• **INSTRUCTIONS FOR THE TASK**: Gather every line holding the string "theo".
'''
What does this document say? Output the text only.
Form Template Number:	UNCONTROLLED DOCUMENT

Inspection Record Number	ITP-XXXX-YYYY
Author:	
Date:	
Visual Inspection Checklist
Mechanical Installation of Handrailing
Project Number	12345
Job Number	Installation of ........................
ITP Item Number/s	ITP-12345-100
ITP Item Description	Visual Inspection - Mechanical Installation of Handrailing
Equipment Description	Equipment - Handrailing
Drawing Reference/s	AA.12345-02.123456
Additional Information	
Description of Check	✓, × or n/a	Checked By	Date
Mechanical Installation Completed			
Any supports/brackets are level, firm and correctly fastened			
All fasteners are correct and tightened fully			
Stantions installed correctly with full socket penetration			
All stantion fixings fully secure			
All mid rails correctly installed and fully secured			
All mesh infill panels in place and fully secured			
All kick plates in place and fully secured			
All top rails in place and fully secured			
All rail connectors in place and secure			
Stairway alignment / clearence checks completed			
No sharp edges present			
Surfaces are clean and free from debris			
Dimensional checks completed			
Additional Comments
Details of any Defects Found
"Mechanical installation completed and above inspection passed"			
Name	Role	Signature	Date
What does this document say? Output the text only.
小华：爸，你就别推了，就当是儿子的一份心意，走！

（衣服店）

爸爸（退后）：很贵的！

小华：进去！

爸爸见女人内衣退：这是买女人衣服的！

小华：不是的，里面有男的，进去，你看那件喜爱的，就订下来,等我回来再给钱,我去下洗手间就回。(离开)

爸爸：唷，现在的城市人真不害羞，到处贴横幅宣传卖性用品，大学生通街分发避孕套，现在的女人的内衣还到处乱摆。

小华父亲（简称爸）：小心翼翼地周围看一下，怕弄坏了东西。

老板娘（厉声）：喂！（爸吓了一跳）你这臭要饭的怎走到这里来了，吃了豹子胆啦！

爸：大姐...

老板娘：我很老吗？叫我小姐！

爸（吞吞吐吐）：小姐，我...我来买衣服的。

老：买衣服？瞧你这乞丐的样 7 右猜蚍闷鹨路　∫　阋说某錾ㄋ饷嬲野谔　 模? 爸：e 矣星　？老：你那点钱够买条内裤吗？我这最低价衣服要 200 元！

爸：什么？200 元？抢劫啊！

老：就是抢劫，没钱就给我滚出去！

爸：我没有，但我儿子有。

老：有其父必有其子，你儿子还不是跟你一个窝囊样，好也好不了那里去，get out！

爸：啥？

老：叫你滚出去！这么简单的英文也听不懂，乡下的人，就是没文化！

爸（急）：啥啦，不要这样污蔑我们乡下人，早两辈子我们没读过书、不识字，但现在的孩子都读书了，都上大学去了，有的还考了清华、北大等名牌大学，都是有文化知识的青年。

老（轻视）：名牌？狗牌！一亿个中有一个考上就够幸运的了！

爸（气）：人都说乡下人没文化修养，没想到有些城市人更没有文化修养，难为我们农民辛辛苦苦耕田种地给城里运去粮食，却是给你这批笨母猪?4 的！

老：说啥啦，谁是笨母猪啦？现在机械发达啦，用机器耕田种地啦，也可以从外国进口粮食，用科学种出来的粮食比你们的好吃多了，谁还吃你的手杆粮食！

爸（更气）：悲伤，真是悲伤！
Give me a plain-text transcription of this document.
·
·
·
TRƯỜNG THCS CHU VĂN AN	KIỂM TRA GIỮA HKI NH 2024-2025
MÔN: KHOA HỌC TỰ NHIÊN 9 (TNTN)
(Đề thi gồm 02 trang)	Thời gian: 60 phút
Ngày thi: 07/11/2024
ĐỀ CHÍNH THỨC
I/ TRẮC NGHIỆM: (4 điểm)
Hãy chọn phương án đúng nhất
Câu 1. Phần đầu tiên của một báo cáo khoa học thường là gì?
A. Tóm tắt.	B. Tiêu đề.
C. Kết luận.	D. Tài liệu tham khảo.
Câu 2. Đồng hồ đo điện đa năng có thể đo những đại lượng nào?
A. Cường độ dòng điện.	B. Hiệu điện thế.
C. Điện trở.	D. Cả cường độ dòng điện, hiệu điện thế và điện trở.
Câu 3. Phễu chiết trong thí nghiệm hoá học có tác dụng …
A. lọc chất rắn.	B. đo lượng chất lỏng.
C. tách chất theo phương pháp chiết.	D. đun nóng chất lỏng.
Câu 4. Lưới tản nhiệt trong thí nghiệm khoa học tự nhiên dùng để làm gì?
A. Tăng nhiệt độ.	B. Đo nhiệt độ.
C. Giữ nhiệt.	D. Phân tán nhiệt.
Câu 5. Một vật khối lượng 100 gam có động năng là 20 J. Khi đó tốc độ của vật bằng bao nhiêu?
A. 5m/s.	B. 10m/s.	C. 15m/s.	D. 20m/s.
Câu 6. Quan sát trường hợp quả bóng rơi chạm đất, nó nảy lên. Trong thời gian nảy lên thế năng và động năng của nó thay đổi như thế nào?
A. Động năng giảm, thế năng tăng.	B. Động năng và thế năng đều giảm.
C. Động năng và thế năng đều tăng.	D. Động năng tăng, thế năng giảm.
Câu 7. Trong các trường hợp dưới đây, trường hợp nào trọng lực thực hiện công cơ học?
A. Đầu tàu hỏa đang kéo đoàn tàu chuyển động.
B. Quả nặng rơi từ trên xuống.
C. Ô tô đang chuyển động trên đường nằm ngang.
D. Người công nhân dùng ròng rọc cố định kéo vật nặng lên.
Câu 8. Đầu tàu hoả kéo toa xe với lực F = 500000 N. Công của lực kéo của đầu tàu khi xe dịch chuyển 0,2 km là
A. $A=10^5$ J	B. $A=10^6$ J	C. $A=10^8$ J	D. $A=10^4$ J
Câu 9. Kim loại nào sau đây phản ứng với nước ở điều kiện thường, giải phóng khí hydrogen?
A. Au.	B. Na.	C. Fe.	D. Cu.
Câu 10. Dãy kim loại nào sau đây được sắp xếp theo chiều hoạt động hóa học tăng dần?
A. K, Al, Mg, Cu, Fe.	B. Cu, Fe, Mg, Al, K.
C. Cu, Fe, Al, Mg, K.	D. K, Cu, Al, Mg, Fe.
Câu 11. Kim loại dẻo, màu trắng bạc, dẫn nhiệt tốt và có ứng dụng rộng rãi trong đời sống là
'''
• **FINAL RESULT**:
C. tách chất theo phương pháp chiết.	D. đun nóng chất lỏng.
Câu 10. Dãy kim loại nào sau đây được sắp xếp theo chiều hoạt động hóa học tăng dần?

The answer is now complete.